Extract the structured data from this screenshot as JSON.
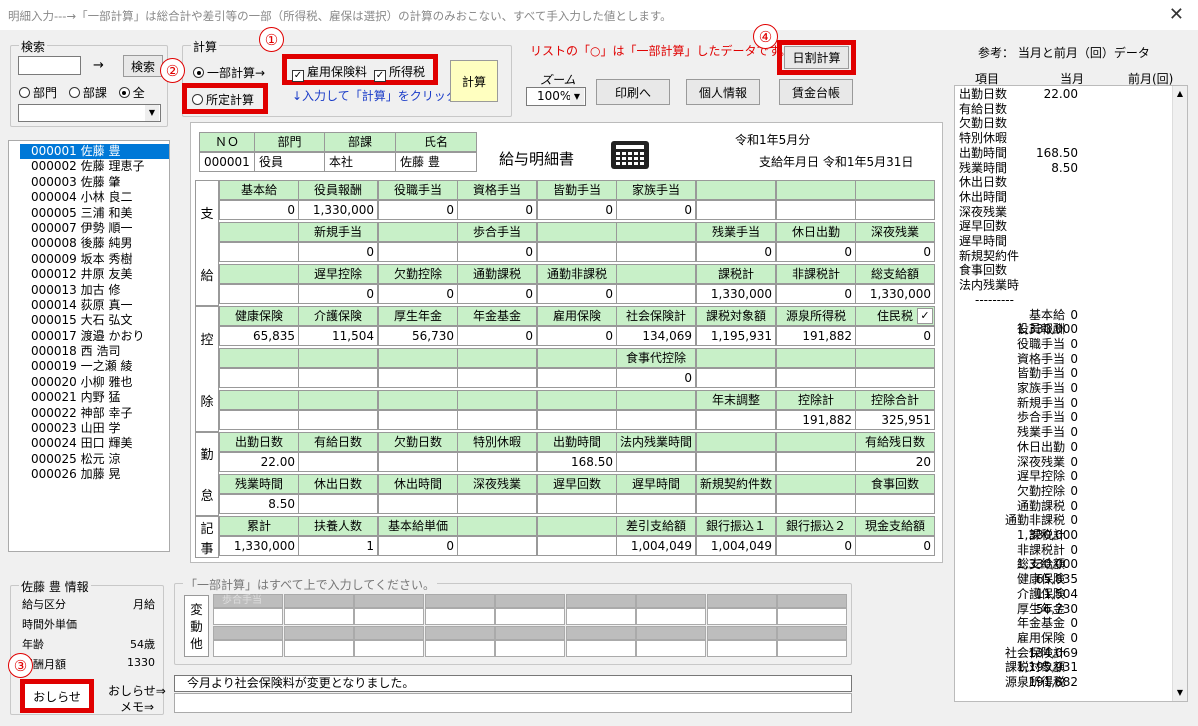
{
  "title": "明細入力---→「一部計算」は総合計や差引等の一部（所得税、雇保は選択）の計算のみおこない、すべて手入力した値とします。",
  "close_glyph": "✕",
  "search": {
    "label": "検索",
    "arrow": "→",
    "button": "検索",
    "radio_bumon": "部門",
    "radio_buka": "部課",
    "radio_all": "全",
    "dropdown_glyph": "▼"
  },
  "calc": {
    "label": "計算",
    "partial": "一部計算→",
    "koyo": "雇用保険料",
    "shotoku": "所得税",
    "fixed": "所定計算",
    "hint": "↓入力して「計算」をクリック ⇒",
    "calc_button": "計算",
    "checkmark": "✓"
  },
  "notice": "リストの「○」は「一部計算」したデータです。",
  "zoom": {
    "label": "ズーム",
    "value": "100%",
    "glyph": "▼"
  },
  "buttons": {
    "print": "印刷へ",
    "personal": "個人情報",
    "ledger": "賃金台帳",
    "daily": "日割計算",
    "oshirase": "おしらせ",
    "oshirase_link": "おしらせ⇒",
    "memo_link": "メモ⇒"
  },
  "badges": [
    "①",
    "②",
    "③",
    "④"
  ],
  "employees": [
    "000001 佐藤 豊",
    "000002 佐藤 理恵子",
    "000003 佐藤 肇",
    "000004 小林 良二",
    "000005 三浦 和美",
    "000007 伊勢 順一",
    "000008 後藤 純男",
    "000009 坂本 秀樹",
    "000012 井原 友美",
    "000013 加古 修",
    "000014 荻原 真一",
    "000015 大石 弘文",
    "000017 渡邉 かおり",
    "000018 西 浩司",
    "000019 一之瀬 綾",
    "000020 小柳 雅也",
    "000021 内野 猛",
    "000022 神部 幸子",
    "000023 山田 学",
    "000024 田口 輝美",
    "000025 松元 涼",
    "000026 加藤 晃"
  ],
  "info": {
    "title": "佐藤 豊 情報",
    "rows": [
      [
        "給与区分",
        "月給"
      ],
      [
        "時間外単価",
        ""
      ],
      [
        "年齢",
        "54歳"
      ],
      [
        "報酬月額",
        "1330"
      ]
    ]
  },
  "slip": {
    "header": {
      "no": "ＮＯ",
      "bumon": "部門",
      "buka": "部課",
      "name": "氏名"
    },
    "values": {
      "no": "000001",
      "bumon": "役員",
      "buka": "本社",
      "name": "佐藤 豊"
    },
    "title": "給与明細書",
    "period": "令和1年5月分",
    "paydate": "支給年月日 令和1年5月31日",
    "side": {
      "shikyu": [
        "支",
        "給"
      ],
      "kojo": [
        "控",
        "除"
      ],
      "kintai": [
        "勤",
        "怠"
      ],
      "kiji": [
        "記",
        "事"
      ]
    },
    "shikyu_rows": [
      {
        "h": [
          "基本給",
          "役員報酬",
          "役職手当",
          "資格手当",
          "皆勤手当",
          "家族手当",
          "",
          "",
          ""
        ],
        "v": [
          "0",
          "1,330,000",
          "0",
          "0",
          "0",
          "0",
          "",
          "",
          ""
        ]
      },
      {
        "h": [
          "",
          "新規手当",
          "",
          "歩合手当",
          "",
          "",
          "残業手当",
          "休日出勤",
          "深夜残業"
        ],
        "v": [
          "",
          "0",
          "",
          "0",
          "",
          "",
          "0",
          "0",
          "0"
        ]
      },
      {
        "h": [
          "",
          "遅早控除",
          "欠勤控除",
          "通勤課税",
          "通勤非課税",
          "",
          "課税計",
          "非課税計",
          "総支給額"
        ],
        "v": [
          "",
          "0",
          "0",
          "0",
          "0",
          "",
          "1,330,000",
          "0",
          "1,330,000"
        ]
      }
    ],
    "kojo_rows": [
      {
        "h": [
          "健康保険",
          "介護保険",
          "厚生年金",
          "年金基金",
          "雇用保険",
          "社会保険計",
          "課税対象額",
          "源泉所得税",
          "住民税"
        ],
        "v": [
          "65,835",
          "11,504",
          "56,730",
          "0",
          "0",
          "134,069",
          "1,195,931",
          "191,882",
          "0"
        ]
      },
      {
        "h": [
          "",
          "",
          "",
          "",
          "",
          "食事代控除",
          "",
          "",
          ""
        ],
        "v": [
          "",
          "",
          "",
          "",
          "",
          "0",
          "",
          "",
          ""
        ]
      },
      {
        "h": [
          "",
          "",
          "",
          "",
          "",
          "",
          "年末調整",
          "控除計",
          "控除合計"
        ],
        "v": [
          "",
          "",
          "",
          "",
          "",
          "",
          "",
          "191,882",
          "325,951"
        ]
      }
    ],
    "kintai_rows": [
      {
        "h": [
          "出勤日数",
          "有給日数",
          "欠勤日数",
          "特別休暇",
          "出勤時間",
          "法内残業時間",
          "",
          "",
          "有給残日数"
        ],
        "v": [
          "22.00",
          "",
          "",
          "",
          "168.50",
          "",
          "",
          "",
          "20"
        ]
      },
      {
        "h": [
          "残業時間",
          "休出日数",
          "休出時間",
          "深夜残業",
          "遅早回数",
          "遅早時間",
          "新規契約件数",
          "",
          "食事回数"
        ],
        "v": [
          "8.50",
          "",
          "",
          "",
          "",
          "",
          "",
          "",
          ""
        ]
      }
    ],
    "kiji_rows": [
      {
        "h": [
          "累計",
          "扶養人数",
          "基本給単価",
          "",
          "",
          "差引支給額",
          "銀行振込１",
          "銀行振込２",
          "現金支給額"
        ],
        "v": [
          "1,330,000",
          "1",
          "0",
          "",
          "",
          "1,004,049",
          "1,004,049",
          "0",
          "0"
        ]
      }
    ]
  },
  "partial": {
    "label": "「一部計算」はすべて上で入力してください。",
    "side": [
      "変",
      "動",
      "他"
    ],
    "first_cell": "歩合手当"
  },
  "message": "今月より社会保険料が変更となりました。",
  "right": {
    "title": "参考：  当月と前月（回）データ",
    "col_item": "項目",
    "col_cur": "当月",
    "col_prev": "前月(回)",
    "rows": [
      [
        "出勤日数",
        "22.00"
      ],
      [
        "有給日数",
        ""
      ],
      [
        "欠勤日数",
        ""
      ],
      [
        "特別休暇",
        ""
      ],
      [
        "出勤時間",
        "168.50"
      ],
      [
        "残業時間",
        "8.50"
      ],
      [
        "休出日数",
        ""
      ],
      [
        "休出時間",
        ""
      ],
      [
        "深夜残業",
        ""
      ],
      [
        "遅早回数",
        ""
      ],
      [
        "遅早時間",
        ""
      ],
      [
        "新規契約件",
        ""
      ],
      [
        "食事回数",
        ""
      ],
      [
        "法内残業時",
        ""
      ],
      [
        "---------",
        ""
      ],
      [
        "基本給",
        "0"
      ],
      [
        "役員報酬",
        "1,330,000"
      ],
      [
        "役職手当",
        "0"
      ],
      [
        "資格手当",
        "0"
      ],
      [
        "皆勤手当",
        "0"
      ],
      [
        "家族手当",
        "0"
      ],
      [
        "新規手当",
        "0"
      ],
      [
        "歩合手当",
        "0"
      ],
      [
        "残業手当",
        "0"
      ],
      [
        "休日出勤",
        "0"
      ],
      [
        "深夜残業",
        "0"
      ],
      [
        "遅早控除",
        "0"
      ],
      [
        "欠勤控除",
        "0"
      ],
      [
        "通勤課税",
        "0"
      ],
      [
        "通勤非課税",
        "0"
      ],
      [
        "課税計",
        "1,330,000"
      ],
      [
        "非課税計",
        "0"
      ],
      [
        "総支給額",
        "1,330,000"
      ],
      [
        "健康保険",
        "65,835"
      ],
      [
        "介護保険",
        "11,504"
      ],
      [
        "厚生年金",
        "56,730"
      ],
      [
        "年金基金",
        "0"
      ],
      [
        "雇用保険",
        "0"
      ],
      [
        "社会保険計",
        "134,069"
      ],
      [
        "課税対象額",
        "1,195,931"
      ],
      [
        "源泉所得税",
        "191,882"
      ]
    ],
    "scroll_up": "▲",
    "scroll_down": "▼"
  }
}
※ ※ ※
## Given request
From the data, pick out every line that includes "label".

## Exercise result
    "label": "検索",
    "label": "計算",
    "label": "ズーム",
    "label": "「一部計算」はすべて上で入力してください。",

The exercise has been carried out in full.